# Exercise directions:
Print the records below word for word, but leave out the pictures.

# Extracted information:
--------

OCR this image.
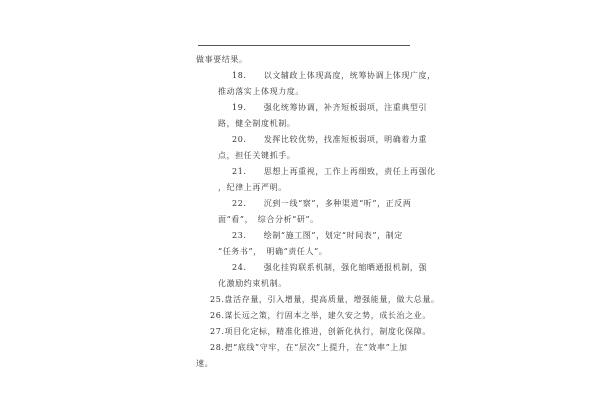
做事要结果。
18.　　以文辅政上体现高度，统筹协调上体现广度，
推动落实上体现力度。
19.　　强化统筹协调，补齐短板弱项，注重典型引
路，健全制度机制。
20.　　发挥比较优势，找准短板弱项，明确着力重
点，担任关键抓手。
21.　　思想上再重视，工作上再细致，责任上再强化
，纪律上再严明。
22.　　沉到一线“察”，多种渠道“听”，正反两
面“看”，　综合分析“研”。
23.　　绘制“施工图”，划定“时间表”，制定
“任务书”，　明确“责任人”。
24.　　强化挂钩联系机制，强化缩晒通报机制，强
化激励约束机制。
25.盘活存量，引入增量，提高质量，增强能量，做大总量。
26.谋长远之策，行固本之举，建久安之势，成长治之业。
27.项目化定标，精准化推进，创新化执行，制度化保障。
28.把“底线”守牢，在“层次”上提升，在“效率”上加
速。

--------

# Finished answer:
OCR this image.
做事要结果。
18.　　以文辅政上体现高度，统筹协调上体现广度，
推动落实上体现力度。
19.　　强化统筹协调，补齐短板弱项，注重典型引
路，健全制度机制。
20.　　发挥比较优势，找准短板弱项，明确着力重
点，担任关键抓手。
21.　　思想上再重视，工作上再细致，责任上再强化
，纪律上再严明。
22.　　沉到一线“察”，多种渠道“听”，正反两
面“看”，　综合分析“研”。
23.　　绘制“施工图”，划定“时间表”，制定
“任务书”，　明确“责任人”。
24.　　强化挂钩联系机制，强化缩晒通报机制，强
化激励约束机制。
25.盘活存量，引入增量，提高质量，增强能量，做大总量。
26.谋长远之策，行固本之举，建久安之势，成长治之业。
27.项目化定标，精准化推进，创新化执行，制度化保障。
28.把“底线”守牢，在“层次”上提升，在“效率”上加
速。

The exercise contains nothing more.